§ **WHAT NEEDS TO BE DONE**
Images do not belong in the copy. Retype all the entries below exactly.

§ **GIVEN RECORDS**
=-=-=-=-=

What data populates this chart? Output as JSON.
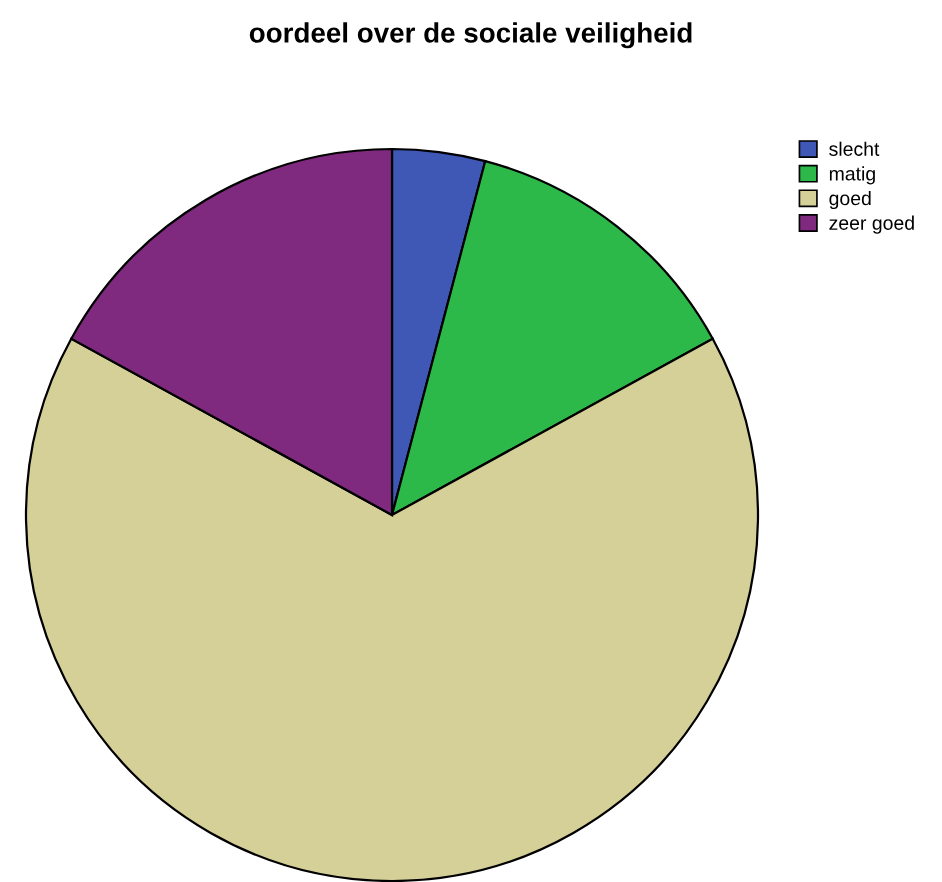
{
  "chart_data": {
    "type": "pie",
    "title": "oordeel over de sociale veiligheid",
    "categories": [
      "slecht",
      "matig",
      "goed",
      "zeer goed"
    ],
    "values": [
      4.1,
      12.9,
      66.0,
      17.0
    ],
    "colors": [
      "#3f57b5",
      "#2db84a",
      "#d5cf98",
      "#7f2a7f"
    ],
    "legend": "top right"
  }
}
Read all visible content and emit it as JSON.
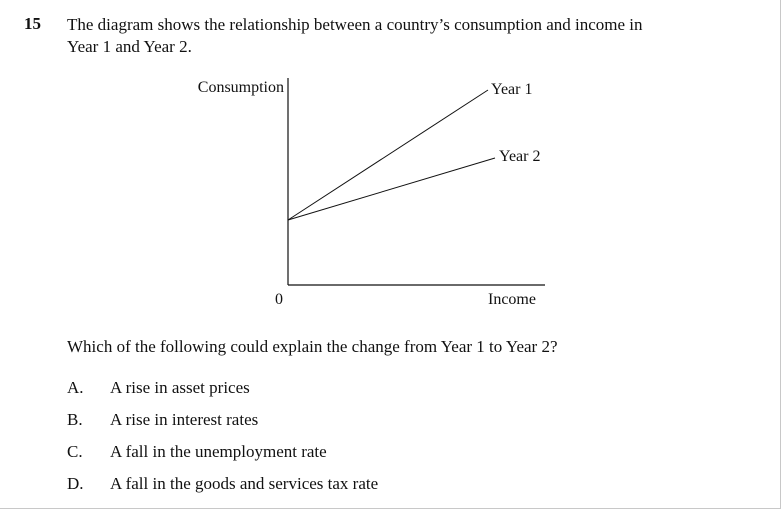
{
  "question": {
    "number": "15",
    "stem_line1": "The diagram shows the relationship between a country’s consumption and income in",
    "stem_line2": "Year 1 and Year 2."
  },
  "diagram": {
    "y_axis_label": "Consumption",
    "x_axis_label": "Income",
    "origin_label": "0",
    "line_year1_label": "Year 1",
    "line_year2_label": "Year 2"
  },
  "prompt": "Which of the following could explain the change from Year 1 to Year 2?",
  "options": [
    {
      "letter": "A.",
      "text": "A rise in asset prices"
    },
    {
      "letter": "B.",
      "text": "A rise in interest rates"
    },
    {
      "letter": "C.",
      "text": "A fall in the unemployment rate"
    },
    {
      "letter": "D.",
      "text": "A fall in the goods and services tax rate"
    }
  ]
}
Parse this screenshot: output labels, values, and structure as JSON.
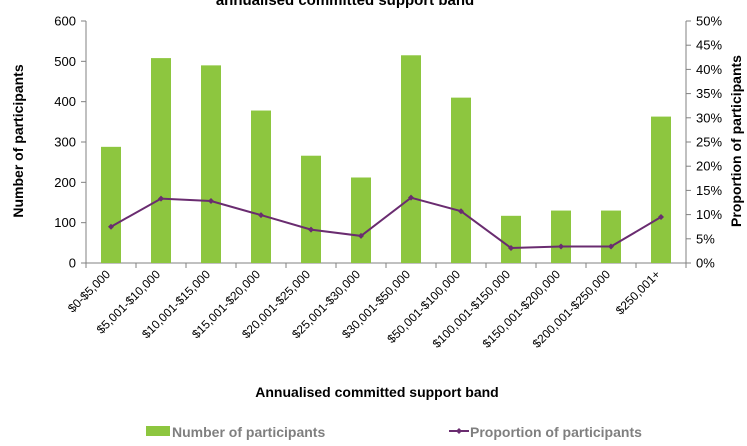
{
  "chart_data": {
    "type": "bar",
    "title": "annualised committed support band",
    "categories": [
      "$0-$5,000",
      "$5,001-$10,000",
      "$10,001-$15,000",
      "$15,001-$20,000",
      "$20,001-$25,000",
      "$25,001-$30,000",
      "$30,001-$50,000",
      "$50,001-$100,000",
      "$100,001-$150,000",
      "$150,001-$200,000",
      "$200,001-$250,000",
      "$250,001+"
    ],
    "xlabel": "Annualised committed support band",
    "ylabel": "Number of participants",
    "y2label": "Proportion of participants",
    "ylim": [
      0,
      600
    ],
    "y2lim": [
      0,
      50
    ],
    "yticks": [
      "0",
      "100",
      "200",
      "300",
      "400",
      "500",
      "600"
    ],
    "y2ticks": [
      "0%",
      "5%",
      "10%",
      "15%",
      "20%",
      "25%",
      "30%",
      "35%",
      "40%",
      "45%",
      "50%"
    ],
    "series": [
      {
        "name": "Number of participants",
        "type": "bar",
        "axis": "left",
        "color": "#8dc63f",
        "values": [
          288,
          508,
          490,
          378,
          266,
          212,
          515,
          410,
          117,
          130,
          130,
          363
        ]
      },
      {
        "name": "Proportion of participants",
        "type": "line",
        "axis": "right",
        "color": "#6a2c70",
        "values": [
          7.5,
          13.3,
          12.8,
          9.9,
          6.9,
          5.6,
          13.5,
          10.7,
          3.1,
          3.4,
          3.4,
          9.5
        ]
      }
    ],
    "grid": false,
    "legend": "bottom"
  }
}
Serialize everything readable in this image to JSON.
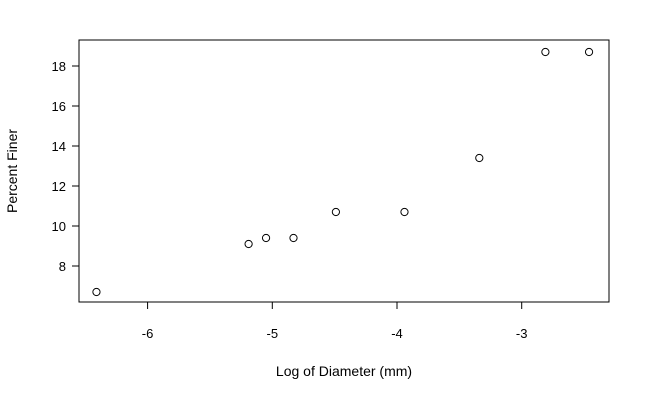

=-=-=-=-=

§ **SOLUTION BELOW**
What data populates this chart? Output as JSON.
{
  "chart_data": {
    "type": "pie",
    "title": "oordeel over de sociale veiligheid",
    "categories": [
      "slecht",
      "matig",
      "goed",
      "zeer goed"
    ],
    "values": [
      4.1,
      12.9,
      66.0,
      17.0
    ],
    "colors": [
      "#3f57b5",
      "#2db84a",
      "#d5cf98",
      "#7f2a7f"
    ],
    "legend": "top right"
  }
}
Read all visible content and emit it as JSON.
{
  "question": {
    "number": "15",
    "stem_line1": "The diagram shows the relationship between a country’s consumption and income in",
    "stem_line2": "Year 1 and Year 2."
  },
  "diagram": {
    "y_axis_label": "Consumption",
    "x_axis_label": "Income",
    "origin_label": "0",
    "line_year1_label": "Year 1",
    "line_year2_label": "Year 2"
  },
  "prompt": "Which of the following could explain the change from Year 1 to Year 2?",
  "options": [
    {
      "letter": "A.",
      "text": "A rise in asset prices"
    },
    {
      "letter": "B.",
      "text": "A rise in interest rates"
    },
    {
      "letter": "C.",
      "text": "A fall in the unemployment rate"
    },
    {
      "letter": "D.",
      "text": "A fall in the goods and services tax rate"
    }
  ]
}
Parse this screenshot: output labels, values, and structure as JSON.
{
  "chart_data": {
    "type": "bar",
    "title": "annualised committed support band",
    "categories": [
      "$0-$5,000",
      "$5,001-$10,000",
      "$10,001-$15,000",
      "$15,001-$20,000",
      "$20,001-$25,000",
      "$25,001-$30,000",
      "$30,001-$50,000",
      "$50,001-$100,000",
      "$100,001-$150,000",
      "$150,001-$200,000",
      "$200,001-$250,000",
      "$250,001+"
    ],
    "xlabel": "Annualised committed support band",
    "ylabel": "Number of participants",
    "y2label": "Proportion of participants",
    "ylim": [
      0,
      600
    ],
    "y2lim": [
      0,
      50
    ],
    "yticks": [
      "0",
      "100",
      "200",
      "300",
      "400",
      "500",
      "600"
    ],
    "y2ticks": [
      "0%",
      "5%",
      "10%",
      "15%",
      "20%",
      "25%",
      "30%",
      "35%",
      "40%",
      "45%",
      "50%"
    ],
    "series": [
      {
        "name": "Number of participants",
        "type": "bar",
        "axis": "left",
        "color": "#8dc63f",
        "values": [
          288,
          508,
          490,
          378,
          266,
          212,
          515,
          410,
          117,
          130,
          130,
          363
        ]
      },
      {
        "name": "Proportion of participants",
        "type": "line",
        "axis": "right",
        "color": "#6a2c70",
        "values": [
          7.5,
          13.3,
          12.8,
          9.9,
          6.9,
          5.6,
          13.5,
          10.7,
          3.1,
          3.4,
          3.4,
          9.5
        ]
      }
    ],
    "grid": false,
    "legend": "bottom"
  }
}
Serialize everything readable in this image to JSON.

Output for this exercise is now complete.